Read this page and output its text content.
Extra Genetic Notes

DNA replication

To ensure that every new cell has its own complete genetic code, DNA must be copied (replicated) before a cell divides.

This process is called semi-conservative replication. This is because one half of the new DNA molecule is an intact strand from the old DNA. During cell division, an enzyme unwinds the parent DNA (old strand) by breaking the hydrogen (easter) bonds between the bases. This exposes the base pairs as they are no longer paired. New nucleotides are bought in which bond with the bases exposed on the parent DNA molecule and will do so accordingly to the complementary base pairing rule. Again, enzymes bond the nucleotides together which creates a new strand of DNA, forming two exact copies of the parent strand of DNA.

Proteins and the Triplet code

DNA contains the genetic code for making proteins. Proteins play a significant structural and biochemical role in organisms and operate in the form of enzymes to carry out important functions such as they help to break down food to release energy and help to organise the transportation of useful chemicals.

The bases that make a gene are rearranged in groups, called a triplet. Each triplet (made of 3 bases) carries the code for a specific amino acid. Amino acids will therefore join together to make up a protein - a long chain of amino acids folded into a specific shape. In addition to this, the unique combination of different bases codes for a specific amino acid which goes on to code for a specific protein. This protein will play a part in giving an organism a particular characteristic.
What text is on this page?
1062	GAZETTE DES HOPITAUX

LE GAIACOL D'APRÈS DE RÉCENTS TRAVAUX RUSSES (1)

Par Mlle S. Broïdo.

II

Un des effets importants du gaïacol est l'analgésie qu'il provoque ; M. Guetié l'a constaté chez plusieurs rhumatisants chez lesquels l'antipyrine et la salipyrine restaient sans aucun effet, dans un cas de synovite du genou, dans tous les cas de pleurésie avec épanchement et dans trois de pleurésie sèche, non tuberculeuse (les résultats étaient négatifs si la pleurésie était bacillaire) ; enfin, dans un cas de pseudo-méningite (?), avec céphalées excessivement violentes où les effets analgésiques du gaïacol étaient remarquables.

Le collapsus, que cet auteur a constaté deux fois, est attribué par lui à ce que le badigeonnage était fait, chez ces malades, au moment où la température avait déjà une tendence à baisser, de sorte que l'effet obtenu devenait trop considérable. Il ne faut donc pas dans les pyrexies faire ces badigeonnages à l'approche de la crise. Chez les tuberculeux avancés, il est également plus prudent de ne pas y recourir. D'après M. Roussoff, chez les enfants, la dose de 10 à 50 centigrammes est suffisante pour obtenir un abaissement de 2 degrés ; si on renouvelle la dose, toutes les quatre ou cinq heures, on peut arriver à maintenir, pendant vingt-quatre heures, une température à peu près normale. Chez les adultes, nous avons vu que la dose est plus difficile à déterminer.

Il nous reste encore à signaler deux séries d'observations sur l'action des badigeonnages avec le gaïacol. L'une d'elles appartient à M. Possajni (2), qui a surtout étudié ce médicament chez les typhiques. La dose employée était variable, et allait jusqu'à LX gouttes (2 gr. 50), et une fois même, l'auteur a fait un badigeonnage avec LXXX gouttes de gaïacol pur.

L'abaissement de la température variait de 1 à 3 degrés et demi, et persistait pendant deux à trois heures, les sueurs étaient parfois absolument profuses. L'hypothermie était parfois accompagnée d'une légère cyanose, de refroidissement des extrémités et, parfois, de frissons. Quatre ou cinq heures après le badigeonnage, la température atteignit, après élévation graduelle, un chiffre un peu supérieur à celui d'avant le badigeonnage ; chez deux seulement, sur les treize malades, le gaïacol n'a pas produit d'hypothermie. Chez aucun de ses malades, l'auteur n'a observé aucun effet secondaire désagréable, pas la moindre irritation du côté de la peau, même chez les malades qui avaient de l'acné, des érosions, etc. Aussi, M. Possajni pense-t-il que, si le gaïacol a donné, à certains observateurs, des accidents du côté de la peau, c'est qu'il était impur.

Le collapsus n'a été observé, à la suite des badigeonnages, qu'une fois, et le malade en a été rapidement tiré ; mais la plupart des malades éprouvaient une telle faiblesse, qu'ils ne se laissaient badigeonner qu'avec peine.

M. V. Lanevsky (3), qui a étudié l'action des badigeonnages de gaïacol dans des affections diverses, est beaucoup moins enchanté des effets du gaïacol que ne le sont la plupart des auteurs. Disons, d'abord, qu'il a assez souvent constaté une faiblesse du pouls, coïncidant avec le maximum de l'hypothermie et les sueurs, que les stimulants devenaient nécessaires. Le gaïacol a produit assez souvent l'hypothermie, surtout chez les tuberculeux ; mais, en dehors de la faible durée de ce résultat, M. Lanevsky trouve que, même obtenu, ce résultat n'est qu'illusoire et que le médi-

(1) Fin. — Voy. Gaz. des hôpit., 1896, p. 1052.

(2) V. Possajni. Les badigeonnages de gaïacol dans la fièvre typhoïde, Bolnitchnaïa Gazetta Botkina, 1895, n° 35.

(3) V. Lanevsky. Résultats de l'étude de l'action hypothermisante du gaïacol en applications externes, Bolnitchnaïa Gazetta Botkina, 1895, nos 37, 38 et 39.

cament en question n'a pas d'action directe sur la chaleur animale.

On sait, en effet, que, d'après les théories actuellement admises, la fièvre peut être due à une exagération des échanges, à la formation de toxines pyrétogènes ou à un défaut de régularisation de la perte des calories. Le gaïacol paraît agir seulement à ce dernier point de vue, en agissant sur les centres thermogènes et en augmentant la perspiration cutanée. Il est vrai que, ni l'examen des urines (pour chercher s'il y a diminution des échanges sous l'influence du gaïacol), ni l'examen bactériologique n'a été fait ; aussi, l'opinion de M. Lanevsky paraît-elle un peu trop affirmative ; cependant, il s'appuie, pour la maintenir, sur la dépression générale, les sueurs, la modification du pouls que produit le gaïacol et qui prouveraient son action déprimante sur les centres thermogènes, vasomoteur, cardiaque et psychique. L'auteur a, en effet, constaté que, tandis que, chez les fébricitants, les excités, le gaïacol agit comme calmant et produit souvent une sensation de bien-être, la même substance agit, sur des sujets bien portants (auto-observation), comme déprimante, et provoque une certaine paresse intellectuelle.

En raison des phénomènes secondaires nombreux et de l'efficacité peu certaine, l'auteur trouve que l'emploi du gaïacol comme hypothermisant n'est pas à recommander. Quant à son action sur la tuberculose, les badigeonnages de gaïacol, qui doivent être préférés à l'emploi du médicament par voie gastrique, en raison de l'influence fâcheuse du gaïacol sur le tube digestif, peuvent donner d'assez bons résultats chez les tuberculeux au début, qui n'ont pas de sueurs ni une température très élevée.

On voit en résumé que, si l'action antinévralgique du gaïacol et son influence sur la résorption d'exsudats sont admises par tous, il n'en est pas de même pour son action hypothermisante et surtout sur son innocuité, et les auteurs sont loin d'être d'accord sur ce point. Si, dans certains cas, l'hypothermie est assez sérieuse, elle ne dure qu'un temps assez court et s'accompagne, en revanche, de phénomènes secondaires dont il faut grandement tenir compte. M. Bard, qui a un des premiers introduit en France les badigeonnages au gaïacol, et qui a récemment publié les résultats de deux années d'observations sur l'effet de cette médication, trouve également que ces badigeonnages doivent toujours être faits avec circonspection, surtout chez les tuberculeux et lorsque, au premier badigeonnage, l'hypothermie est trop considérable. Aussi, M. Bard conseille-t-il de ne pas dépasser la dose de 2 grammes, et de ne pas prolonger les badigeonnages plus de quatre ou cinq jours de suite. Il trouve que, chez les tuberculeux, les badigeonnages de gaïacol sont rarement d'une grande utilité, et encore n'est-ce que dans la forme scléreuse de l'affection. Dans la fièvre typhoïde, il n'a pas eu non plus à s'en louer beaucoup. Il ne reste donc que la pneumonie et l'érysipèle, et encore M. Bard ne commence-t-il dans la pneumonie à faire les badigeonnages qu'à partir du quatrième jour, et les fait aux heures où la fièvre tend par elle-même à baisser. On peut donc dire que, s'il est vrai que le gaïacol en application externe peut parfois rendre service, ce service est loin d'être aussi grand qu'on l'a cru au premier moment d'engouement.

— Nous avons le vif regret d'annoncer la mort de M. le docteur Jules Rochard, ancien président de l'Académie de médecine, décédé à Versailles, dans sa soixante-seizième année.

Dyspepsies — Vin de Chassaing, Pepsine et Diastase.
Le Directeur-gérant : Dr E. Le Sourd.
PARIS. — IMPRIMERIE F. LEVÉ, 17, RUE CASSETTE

**EXERCISE BRIEF:** Every line above that holds the word "text" needs to be copied.

**RESPONSE AREA:**
Read this page and output its text content.
What text is on this page?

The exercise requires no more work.